## Task directions
Search the data below for the word "document" and copy each line that holds it.
-- start of Information shown --
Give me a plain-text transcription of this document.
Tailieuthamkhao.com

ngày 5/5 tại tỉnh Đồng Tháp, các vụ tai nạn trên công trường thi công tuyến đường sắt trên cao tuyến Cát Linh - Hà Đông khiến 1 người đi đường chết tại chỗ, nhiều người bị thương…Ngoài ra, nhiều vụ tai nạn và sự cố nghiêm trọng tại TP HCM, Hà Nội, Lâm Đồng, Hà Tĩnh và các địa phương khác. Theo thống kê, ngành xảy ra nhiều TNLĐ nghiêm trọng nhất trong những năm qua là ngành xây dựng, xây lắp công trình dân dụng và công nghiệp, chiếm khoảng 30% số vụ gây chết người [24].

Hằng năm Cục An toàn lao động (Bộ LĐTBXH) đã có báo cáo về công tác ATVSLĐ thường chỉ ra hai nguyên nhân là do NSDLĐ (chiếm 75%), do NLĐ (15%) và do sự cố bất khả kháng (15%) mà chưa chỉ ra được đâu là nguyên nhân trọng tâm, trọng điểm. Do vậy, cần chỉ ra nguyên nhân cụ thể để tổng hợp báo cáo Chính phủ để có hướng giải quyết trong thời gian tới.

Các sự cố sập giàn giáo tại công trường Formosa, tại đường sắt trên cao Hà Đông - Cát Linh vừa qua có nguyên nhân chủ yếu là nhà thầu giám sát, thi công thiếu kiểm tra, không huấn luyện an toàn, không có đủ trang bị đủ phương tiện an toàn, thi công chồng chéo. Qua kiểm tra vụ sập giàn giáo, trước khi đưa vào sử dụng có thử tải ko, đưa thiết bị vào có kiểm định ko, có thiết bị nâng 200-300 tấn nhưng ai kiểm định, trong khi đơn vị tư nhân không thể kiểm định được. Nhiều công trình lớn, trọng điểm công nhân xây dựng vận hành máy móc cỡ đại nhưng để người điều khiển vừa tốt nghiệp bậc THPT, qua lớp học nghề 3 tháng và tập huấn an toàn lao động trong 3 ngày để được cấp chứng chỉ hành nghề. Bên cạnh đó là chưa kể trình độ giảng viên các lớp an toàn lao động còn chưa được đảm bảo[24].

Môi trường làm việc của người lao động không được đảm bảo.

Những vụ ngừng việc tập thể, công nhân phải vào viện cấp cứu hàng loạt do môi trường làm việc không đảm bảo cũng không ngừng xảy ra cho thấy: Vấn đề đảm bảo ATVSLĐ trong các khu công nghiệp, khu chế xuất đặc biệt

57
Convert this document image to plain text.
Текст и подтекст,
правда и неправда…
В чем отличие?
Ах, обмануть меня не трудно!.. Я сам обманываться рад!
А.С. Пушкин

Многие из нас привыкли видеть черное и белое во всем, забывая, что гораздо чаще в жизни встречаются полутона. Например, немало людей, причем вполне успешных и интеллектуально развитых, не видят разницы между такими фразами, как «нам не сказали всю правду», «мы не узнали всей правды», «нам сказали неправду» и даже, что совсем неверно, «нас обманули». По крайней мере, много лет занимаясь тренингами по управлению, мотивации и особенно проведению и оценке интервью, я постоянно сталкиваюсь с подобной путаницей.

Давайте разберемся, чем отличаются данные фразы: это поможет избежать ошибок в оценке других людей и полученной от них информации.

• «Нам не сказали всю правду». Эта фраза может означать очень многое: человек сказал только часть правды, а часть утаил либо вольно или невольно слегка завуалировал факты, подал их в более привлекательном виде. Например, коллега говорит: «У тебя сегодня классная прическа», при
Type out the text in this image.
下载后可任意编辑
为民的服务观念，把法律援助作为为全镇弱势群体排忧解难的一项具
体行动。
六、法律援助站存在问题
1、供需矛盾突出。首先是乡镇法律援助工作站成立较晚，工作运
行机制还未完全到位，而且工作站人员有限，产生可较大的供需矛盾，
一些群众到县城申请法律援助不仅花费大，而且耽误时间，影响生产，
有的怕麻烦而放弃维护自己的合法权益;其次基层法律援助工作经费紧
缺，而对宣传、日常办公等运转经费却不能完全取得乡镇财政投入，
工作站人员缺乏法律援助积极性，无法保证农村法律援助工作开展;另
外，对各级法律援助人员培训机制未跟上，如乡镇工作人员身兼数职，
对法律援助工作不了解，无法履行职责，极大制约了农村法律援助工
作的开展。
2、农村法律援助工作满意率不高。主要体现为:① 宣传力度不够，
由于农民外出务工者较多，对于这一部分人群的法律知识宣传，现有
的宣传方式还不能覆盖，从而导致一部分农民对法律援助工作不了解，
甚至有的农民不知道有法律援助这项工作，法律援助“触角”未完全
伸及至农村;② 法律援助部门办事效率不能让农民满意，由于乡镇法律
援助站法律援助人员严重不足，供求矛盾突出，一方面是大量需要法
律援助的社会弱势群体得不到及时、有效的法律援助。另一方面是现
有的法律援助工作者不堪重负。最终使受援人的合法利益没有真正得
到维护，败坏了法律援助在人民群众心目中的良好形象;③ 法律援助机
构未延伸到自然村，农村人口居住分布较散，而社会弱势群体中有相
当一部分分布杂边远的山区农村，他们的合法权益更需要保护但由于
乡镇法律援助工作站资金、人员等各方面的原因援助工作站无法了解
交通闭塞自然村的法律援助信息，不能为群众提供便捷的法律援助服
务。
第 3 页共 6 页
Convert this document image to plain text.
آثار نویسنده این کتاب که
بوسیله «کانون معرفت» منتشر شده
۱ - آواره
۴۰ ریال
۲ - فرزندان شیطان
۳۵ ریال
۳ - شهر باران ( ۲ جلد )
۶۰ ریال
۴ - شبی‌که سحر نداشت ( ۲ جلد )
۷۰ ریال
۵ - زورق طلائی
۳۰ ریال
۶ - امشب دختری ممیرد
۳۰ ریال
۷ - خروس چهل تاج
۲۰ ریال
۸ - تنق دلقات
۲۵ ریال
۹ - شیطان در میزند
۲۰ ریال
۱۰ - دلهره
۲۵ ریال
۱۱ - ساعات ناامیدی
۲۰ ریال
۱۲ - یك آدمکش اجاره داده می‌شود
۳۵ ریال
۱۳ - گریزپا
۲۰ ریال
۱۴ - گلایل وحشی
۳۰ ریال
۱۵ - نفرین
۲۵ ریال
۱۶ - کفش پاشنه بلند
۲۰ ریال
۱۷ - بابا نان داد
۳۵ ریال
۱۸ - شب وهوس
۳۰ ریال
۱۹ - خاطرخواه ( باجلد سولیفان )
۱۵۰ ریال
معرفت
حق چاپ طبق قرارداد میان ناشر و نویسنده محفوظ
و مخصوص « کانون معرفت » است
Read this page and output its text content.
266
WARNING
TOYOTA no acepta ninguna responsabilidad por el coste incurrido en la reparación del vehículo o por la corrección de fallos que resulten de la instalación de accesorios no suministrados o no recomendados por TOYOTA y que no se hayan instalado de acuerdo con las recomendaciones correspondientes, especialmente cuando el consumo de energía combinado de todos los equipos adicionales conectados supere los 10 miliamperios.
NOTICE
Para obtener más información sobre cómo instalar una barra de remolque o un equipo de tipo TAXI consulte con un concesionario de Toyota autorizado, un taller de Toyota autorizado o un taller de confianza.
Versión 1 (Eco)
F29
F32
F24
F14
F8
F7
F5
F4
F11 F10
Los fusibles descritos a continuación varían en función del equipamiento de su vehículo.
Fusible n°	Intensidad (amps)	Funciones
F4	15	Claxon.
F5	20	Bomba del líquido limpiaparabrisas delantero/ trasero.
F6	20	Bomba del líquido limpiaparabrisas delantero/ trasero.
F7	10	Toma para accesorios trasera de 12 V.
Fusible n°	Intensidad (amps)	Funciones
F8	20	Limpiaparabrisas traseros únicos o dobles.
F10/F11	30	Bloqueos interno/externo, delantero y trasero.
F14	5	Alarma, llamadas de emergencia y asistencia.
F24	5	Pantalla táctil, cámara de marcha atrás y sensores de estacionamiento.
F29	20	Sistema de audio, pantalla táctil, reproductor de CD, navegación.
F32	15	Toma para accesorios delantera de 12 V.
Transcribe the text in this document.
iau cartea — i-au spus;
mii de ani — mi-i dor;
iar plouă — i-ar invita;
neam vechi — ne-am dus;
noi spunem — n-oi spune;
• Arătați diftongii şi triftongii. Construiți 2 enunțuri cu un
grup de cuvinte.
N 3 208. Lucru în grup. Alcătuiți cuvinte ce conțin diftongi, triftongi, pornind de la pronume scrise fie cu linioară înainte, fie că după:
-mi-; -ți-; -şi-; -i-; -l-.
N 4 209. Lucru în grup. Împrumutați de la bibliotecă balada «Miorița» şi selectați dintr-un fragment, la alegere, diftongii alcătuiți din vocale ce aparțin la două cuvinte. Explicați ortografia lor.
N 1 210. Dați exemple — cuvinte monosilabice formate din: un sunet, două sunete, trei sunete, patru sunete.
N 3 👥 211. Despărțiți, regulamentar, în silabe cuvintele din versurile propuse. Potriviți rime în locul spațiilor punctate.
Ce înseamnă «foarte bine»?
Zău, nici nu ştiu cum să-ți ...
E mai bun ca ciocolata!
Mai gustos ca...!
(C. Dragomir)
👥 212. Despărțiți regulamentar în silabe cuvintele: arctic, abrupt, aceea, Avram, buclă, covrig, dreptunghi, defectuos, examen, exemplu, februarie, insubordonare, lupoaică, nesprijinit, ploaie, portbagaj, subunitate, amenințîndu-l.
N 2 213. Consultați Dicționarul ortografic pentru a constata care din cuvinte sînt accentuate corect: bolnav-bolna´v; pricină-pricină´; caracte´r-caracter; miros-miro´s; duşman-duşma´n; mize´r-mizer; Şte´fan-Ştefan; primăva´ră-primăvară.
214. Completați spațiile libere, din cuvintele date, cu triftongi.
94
-- end of Information shown --
## Result below
Give me a plain-text transcription of this document.
Convert this document image to plain text.
Convert this document image to plain text.
Transcribe the text in this document.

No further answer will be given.